Input records
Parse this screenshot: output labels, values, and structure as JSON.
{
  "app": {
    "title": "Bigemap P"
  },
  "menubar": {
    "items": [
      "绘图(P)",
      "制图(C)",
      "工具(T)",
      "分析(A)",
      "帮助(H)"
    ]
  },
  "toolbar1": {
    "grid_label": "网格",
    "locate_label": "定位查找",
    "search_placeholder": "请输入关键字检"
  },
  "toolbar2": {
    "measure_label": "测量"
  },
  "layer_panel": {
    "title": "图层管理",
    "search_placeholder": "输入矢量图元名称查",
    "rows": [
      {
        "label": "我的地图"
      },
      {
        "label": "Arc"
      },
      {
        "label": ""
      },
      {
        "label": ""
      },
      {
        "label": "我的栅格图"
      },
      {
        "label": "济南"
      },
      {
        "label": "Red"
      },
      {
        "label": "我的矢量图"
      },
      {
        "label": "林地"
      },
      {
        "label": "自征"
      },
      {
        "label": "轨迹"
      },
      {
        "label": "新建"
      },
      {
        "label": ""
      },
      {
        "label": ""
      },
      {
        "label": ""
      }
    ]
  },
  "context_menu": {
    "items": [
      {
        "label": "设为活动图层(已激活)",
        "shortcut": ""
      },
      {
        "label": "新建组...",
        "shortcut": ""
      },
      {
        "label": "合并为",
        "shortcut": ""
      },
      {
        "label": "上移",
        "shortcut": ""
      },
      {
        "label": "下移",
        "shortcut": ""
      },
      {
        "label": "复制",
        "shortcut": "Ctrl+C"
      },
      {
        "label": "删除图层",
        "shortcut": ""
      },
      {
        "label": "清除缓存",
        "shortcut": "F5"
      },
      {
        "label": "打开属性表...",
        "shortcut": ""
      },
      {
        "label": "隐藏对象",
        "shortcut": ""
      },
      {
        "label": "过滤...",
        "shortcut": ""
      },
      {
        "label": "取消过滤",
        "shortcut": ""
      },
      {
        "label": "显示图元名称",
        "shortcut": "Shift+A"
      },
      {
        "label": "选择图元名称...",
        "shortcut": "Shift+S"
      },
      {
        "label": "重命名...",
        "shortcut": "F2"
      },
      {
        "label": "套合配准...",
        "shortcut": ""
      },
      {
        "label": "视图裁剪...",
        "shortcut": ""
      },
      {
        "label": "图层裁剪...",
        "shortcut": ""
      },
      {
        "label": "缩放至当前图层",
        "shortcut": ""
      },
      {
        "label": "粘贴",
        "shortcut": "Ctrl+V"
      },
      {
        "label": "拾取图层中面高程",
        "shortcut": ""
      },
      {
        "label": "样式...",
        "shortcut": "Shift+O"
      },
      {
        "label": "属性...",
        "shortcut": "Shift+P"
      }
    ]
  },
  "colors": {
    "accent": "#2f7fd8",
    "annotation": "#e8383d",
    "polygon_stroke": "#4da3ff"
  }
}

Set exercise
Among the entries, how many lines contain the string "Shift"? Give the number without anything else.

Solution for this exercise
4